> [Short task] Will you give every entry again exactly as it stands?

> [Input]
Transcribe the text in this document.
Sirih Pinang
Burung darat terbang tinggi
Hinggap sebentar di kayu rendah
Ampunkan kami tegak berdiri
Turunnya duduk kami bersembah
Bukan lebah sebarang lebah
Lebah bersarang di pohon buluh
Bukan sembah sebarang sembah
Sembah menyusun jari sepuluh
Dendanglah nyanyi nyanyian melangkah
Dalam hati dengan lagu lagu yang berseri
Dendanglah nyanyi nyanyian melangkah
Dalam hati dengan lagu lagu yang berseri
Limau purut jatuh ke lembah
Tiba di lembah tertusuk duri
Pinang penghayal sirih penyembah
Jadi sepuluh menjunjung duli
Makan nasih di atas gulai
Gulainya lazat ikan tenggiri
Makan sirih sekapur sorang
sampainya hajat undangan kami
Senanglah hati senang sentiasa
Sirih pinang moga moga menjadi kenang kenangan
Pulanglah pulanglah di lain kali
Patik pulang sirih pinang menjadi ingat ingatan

> [Task solution]
Transcribe the text in this document.
Sirih Pinang
Burung darat terbang tinggi
Hinggap sebentar di kayu rendah
Ampunkan kami tegak berdiri
Turunnya duduk kami bersembah
Bukan lebah sebarang lebah
Lebah bersarang di pohon buluh
Bukan sembah sebarang sembah
Sembah menyusun jari sepuluh
Dendanglah nyanyi nyanyian melangkah
Dalam hati dengan lagu lagu yang berseri
Dendanglah nyanyi nyanyian melangkah
Dalam hati dengan lagu lagu yang berseri
Limau purut jatuh ke lembah
Tiba di lembah tertusuk duri
Pinang penghayal sirih penyembah
Jadi sepuluh menjunjung duli
Makan nasih di atas gulai
Gulainya lazat ikan tenggiri
Makan sirih sekapur sorang
sampainya hajat undangan kami
Senanglah hati senang sentiasa
Sirih pinang moga moga menjadi kenang kenangan
Pulanglah pulanglah di lain kali
Patik pulang sirih pinang menjadi ingat ingatan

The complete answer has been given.